**Goal:**
Where a line holds the string "options", return that line.

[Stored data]
--- start ---

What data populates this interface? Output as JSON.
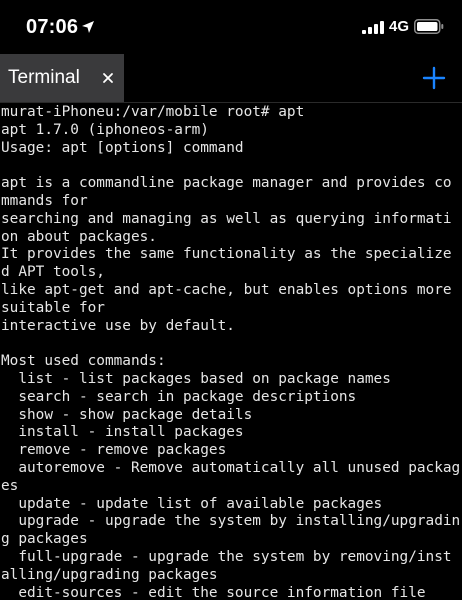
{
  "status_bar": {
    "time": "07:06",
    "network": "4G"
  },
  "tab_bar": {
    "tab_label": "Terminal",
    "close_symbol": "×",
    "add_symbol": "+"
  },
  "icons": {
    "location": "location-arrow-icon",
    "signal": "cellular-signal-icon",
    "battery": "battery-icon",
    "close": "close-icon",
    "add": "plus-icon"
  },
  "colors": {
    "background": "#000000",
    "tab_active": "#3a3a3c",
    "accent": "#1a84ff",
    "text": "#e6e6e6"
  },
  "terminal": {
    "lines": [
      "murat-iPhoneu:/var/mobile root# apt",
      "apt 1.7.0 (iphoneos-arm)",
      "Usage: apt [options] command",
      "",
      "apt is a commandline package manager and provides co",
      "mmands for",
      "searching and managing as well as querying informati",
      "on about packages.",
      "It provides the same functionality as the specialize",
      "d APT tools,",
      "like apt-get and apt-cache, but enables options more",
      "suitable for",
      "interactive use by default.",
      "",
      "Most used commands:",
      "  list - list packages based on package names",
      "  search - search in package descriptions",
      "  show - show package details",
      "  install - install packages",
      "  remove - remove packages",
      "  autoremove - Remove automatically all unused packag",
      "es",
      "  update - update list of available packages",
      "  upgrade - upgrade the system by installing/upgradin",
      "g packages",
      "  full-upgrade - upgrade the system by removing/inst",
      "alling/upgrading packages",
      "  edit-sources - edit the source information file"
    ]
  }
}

--- end ---
--- start ---

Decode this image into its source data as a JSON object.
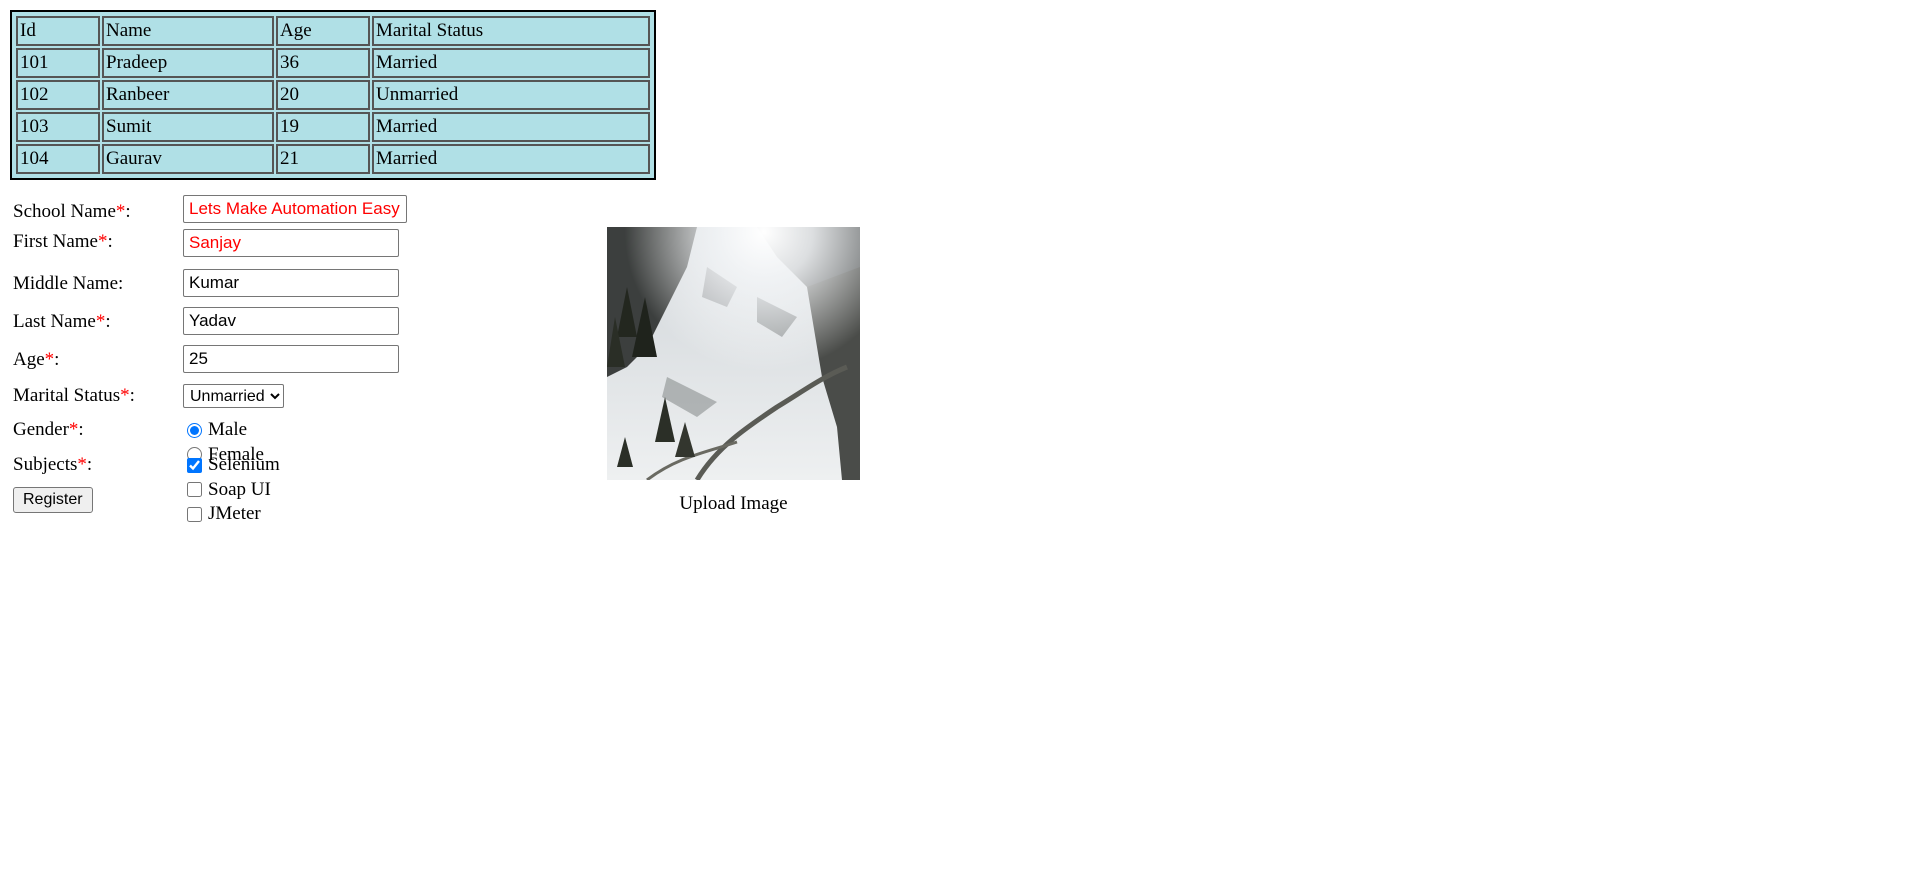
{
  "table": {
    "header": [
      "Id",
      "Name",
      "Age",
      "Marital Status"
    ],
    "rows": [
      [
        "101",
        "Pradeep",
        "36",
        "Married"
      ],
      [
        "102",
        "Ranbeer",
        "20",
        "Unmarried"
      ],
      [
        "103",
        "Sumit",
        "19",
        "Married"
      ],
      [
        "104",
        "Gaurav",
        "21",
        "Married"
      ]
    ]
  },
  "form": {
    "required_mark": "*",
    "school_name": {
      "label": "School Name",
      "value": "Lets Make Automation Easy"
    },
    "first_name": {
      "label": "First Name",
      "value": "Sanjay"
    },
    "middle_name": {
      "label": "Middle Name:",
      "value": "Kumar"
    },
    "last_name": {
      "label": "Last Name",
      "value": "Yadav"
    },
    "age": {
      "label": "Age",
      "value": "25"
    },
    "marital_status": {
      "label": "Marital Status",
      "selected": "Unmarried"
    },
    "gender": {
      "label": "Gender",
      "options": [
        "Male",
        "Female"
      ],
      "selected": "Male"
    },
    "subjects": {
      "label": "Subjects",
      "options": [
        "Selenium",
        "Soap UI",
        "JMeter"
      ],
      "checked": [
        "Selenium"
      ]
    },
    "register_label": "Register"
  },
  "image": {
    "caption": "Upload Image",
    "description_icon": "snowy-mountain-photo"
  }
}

--- end ---
--- start ---

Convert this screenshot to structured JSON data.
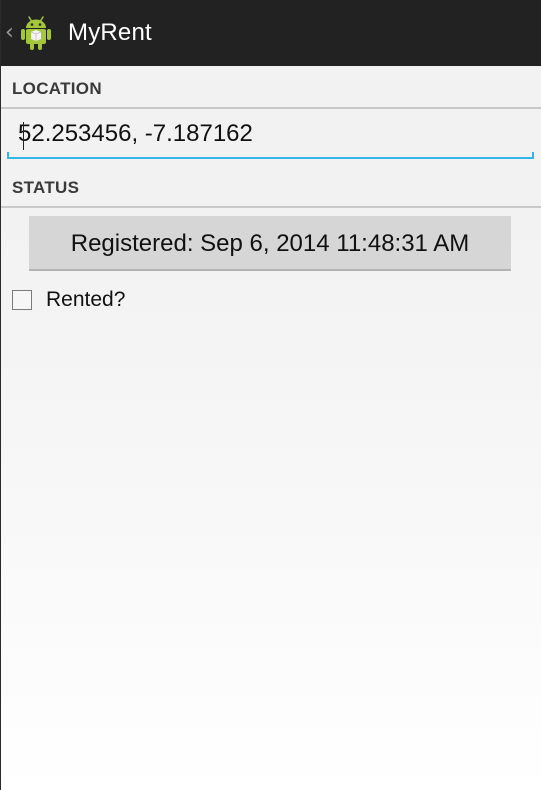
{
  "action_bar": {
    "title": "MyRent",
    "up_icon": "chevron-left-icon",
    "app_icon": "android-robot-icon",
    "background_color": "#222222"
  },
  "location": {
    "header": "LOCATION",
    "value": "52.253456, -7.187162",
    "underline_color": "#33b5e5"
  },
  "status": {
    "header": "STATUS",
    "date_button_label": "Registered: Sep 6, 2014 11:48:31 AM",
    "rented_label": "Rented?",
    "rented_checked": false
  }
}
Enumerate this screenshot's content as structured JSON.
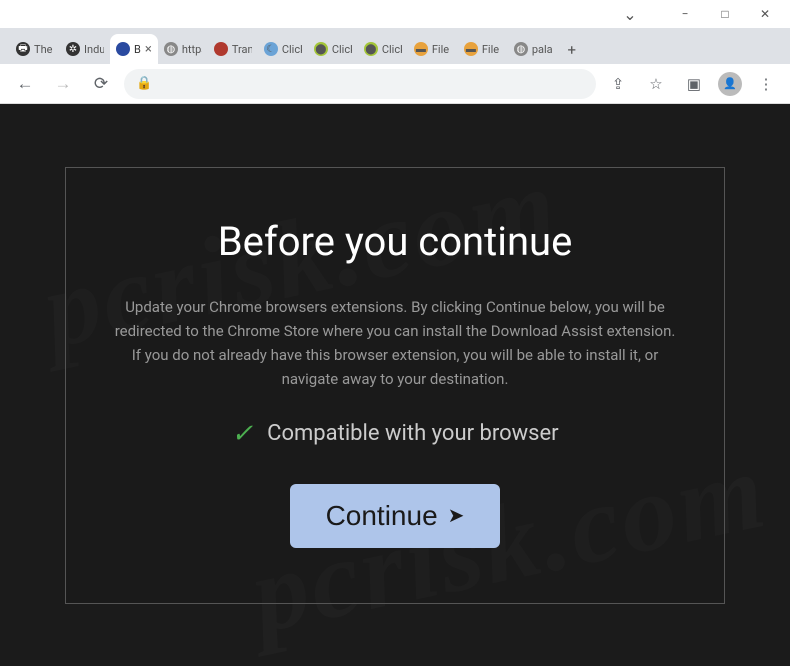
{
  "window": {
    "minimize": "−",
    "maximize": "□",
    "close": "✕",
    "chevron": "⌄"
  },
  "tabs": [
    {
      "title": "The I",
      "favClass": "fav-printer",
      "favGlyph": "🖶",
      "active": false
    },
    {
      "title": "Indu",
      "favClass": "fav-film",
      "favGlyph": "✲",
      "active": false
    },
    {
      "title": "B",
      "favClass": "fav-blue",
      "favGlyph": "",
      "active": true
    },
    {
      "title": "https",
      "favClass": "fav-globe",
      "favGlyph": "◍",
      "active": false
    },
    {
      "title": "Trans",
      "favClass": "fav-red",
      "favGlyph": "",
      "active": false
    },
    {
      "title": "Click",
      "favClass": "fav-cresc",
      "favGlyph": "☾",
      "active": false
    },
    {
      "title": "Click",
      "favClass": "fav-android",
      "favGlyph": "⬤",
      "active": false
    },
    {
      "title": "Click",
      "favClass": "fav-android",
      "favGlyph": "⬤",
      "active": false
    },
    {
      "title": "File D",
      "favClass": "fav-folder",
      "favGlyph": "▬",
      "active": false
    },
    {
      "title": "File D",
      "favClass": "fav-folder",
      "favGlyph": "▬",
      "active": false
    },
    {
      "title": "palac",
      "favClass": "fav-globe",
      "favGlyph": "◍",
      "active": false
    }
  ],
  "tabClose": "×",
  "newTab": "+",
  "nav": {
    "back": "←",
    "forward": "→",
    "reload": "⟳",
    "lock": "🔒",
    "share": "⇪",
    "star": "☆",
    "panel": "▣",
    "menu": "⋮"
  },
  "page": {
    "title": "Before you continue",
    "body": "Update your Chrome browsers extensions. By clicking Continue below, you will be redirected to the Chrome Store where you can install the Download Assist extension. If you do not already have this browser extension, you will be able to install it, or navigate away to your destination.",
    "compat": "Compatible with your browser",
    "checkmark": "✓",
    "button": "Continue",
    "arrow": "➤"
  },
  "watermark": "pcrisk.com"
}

--- end ---

**Solution to this problem:**
      "Usage: apt [options] command",
      "like apt-get and apt-cache, but enables options more",
      "options": [
      "options": [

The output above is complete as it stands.